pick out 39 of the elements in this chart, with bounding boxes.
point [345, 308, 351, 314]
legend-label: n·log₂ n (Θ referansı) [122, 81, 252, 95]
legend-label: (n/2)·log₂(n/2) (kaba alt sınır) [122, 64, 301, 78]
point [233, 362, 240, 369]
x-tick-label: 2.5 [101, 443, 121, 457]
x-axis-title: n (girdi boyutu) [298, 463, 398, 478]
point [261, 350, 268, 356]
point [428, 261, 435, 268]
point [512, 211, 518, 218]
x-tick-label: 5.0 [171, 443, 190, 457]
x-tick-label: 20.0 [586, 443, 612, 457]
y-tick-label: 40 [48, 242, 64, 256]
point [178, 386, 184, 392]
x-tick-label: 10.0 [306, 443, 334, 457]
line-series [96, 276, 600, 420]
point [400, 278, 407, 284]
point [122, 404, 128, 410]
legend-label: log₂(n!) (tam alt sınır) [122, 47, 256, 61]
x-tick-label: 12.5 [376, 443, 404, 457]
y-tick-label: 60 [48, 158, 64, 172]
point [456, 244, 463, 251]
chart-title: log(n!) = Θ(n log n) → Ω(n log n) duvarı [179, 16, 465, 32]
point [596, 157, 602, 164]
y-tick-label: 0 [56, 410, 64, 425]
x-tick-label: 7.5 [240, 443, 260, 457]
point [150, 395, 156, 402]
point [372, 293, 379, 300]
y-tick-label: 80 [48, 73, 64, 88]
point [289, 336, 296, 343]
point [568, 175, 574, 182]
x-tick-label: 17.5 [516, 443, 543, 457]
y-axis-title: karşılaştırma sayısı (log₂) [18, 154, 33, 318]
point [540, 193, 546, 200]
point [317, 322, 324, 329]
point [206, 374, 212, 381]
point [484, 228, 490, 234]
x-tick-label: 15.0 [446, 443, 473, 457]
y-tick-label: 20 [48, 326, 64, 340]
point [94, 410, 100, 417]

= = = =

= GIVEN TASK =
Render every line of the material above as a numbered list, omitting any blank lines.

= ANSWER =
1. pick out 39 of the elements in this chart, with bounding boxes.
2. point [345, 308, 351, 314]
3. legend-label: n·log₂ n (Θ referansı) [122, 81, 252, 95]
4. legend-label: (n/2)·log₂(n/2) (kaba alt sınır) [122, 64, 301, 78]
5. point [233, 362, 240, 369]
6. x-tick-label: 2.5 [101, 443, 121, 457]
7. x-axis-title: n (girdi boyutu) [298, 463, 398, 478]
8. point [261, 350, 268, 356]
9. point [428, 261, 435, 268]
10. point [512, 211, 518, 218]
11. x-tick-label: 5.0 [171, 443, 190, 457]
12. x-tick-label: 20.0 [586, 443, 612, 457]
13. y-tick-label: 40 [48, 242, 64, 256]
14. point [178, 386, 184, 392]
15. x-tick-label: 10.0 [306, 443, 334, 457]
16. line-series [96, 276, 600, 420]
17. point [400, 278, 407, 284]
18. point [122, 404, 128, 410]
19. legend-label: log₂(n!) (tam alt sınır) [122, 47, 256, 61]
20. x-tick-label: 12.5 [376, 443, 404, 457]
21. y-tick-label: 60 [48, 158, 64, 172]
22. point [456, 244, 463, 251]
23. chart-title: log(n!) = Θ(n log n) → Ω(n log n) duvarı [179, 16, 465, 32]
24. point [596, 157, 602, 164]
25. y-tick-label: 0 [56, 410, 64, 425]
26. x-tick-label: 7.5 [240, 443, 260, 457]
27. point [150, 395, 156, 402]
28. point [372, 293, 379, 300]
29. y-tick-label: 80 [48, 73, 64, 88]
30. point [289, 336, 296, 343]
31. point [568, 175, 574, 182]
32. x-tick-label: 17.5 [516, 443, 543, 457]
33. y-axis-title: karşılaştırma sayısı (log₂) [18, 154, 33, 318]
34. point [540, 193, 546, 200]
35. point [317, 322, 324, 329]
36. point [206, 374, 212, 381]
37. point [484, 228, 490, 234]
38. x-tick-label: 15.0 [446, 443, 473, 457]
39. y-tick-label: 20 [48, 326, 64, 340]
40. point [94, 410, 100, 417]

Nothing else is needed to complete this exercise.